## Exercise objective:
Single out the lines that include the word "true". Copy them.

-- START Listed entries --

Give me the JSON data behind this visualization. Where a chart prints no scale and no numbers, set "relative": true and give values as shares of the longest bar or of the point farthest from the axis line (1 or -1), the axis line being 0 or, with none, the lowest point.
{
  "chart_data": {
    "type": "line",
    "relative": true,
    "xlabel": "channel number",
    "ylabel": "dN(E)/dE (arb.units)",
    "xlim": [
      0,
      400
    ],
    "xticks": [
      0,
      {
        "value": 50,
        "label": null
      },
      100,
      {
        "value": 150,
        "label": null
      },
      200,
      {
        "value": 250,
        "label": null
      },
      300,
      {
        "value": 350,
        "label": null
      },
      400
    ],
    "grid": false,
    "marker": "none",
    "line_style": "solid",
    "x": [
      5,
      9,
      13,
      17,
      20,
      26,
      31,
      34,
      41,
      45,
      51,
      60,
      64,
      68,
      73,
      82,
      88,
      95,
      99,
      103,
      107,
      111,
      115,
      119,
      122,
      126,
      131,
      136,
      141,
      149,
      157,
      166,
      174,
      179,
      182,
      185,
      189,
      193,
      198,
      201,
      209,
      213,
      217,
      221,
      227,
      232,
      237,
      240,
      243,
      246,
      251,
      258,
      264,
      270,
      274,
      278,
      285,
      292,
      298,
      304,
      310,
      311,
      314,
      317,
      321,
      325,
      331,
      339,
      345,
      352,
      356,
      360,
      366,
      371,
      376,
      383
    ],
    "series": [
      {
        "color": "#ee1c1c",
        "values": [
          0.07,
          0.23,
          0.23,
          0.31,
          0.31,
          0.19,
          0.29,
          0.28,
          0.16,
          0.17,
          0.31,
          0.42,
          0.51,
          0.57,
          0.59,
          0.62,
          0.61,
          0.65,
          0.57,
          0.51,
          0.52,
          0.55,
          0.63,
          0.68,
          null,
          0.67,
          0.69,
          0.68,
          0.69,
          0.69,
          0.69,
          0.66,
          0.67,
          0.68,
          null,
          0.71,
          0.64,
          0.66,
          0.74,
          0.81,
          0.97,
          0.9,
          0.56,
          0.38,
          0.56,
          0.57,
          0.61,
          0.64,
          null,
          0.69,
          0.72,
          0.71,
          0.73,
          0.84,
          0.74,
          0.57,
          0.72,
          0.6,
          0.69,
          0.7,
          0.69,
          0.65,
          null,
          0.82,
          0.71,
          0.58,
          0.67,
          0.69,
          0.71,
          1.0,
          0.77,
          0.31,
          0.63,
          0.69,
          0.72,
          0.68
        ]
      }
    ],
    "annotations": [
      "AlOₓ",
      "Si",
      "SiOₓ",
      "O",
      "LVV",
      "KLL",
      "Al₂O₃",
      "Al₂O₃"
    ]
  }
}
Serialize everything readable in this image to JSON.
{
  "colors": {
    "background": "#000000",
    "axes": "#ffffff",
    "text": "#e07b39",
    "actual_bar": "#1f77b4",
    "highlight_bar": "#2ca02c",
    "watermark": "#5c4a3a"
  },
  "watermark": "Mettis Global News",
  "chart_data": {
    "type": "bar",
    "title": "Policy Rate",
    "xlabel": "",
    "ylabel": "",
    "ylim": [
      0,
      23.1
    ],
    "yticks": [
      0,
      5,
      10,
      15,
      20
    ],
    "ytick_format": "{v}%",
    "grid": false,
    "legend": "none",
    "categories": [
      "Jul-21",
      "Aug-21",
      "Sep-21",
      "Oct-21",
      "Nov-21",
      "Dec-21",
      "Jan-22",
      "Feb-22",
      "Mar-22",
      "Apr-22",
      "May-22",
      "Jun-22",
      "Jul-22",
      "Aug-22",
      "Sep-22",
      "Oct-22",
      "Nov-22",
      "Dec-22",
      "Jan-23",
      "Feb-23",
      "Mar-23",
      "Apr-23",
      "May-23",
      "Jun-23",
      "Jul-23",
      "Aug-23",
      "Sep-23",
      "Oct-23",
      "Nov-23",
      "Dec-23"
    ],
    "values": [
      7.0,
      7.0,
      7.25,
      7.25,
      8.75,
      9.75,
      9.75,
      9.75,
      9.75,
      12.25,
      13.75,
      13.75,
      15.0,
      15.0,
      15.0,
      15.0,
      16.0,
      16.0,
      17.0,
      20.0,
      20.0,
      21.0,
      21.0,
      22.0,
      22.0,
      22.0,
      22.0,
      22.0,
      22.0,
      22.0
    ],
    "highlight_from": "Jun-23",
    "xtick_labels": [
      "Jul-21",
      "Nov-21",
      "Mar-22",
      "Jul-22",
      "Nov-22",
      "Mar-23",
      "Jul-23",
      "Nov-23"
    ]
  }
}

-- END Listed entries --

## Written reply:
Give me the JSON data behind this visualization. Where a chart prints no scale and no numbers, set "relative": true and give values as shares of the longest bar or of the point farthest from the axis line (1 or -1), the axis line being 0 or, with none, the lowest point.
    "relative": true,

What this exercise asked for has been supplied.